* **Set problem**
Retype the whole listing verbatim and keep the pictures out of it.

* **Entries**
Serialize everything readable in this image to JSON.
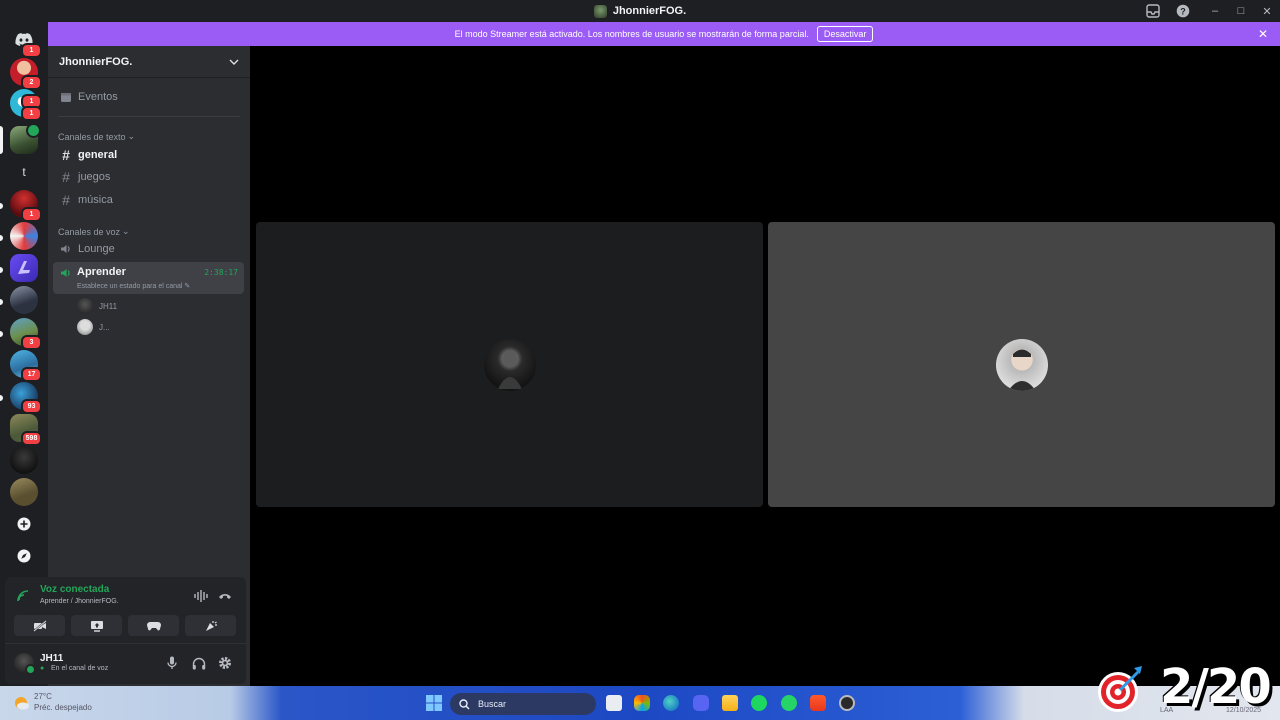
{
  "window": {
    "title": "JhonnierFOG."
  },
  "banner": {
    "message": "El modo Streamer está activado. Los nombres de usuario se mostrarán de forma parcial.",
    "button_label": "Desactivar"
  },
  "guilds": [
    {
      "name": "home",
      "badge": "1"
    },
    {
      "name": "dm-1",
      "badge": "2"
    },
    {
      "name": "dm-2",
      "badge": "1"
    },
    {
      "name": "dm-3",
      "badge": "1"
    },
    {
      "name": "server-active",
      "badge": ""
    },
    {
      "name": "server-t",
      "letter": "t",
      "badge": ""
    },
    {
      "name": "server-red",
      "badge": "1"
    },
    {
      "name": "server-8",
      "badge": ""
    },
    {
      "name": "server-9",
      "badge": ""
    },
    {
      "name": "server-10",
      "badge": ""
    },
    {
      "name": "server-11",
      "badge": "3"
    },
    {
      "name": "server-12",
      "badge": "17"
    },
    {
      "name": "server-13",
      "badge": "93"
    },
    {
      "name": "server-14",
      "badge": "598"
    },
    {
      "name": "server-15",
      "badge": ""
    },
    {
      "name": "server-16",
      "badge": ""
    }
  ],
  "sidebar": {
    "server_name": "JhonnierFOG.",
    "events_label": "Eventos",
    "text_category": "Canales de texto",
    "text_channels": [
      "general",
      "juegos",
      "música"
    ],
    "voice_category": "Canales de voz",
    "voice_channels": [
      "Lounge",
      "Aprender"
    ],
    "active_voice": {
      "name": "Aprender",
      "timer": "2:38:17",
      "status_hint": "Establece un estado para el canal"
    },
    "voice_users": [
      "JH11",
      "J..."
    ]
  },
  "panel": {
    "connection_title": "Voz conectada",
    "connection_sub": "Aprender / JhonnierFOG.",
    "username": "JH11",
    "user_status": "En el canal de voz"
  },
  "taskbar": {
    "weather_temp": "27°C",
    "weather_desc": "Préc. despejado",
    "search_placeholder": "Buscar",
    "lang": "LAA",
    "date": "12/10/2025"
  },
  "overlay": {
    "counter": "2/20"
  },
  "colors": {
    "banner": "#9b5cf6",
    "connected_green": "#23a55a",
    "badge_red": "#f23f43"
  }
}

* **Worked solution**
Serialize everything readable in this image to JSON.
{
  "window": {
    "title": "JhonnierFOG."
  },
  "banner": {
    "message": "El modo Streamer está activado. Los nombres de usuario se mostrarán de forma parcial.",
    "button_label": "Desactivar"
  },
  "guilds": [
    {
      "name": "home",
      "badge": "1"
    },
    {
      "name": "dm-1",
      "badge": "2"
    },
    {
      "name": "dm-2",
      "badge": "1"
    },
    {
      "name": "dm-3",
      "badge": "1"
    },
    {
      "name": "server-active",
      "badge": ""
    },
    {
      "name": "server-t",
      "letter": "t",
      "badge": ""
    },
    {
      "name": "server-red",
      "badge": "1"
    },
    {
      "name": "server-8",
      "badge": ""
    },
    {
      "name": "server-9",
      "badge": ""
    },
    {
      "name": "server-10",
      "badge": ""
    },
    {
      "name": "server-11",
      "badge": "3"
    },
    {
      "name": "server-12",
      "badge": "17"
    },
    {
      "name": "server-13",
      "badge": "93"
    },
    {
      "name": "server-14",
      "badge": "598"
    },
    {
      "name": "server-15",
      "badge": ""
    },
    {
      "name": "server-16",
      "badge": ""
    }
  ],
  "sidebar": {
    "server_name": "JhonnierFOG.",
    "events_label": "Eventos",
    "text_category": "Canales de texto",
    "text_channels": [
      "general",
      "juegos",
      "música"
    ],
    "voice_category": "Canales de voz",
    "voice_channels": [
      "Lounge",
      "Aprender"
    ],
    "active_voice": {
      "name": "Aprender",
      "timer": "2:38:17",
      "status_hint": "Establece un estado para el canal"
    },
    "voice_users": [
      "JH11",
      "J..."
    ]
  },
  "panel": {
    "connection_title": "Voz conectada",
    "connection_sub": "Aprender / JhonnierFOG.",
    "username": "JH11",
    "user_status": "En el canal de voz"
  },
  "taskbar": {
    "weather_temp": "27°C",
    "weather_desc": "Préc. despejado",
    "search_placeholder": "Buscar",
    "lang": "LAA",
    "date": "12/10/2025"
  },
  "overlay": {
    "counter": "2/20"
  },
  "colors": {
    "banner": "#9b5cf6",
    "connected_green": "#23a55a",
    "badge_red": "#f23f43"
  }
}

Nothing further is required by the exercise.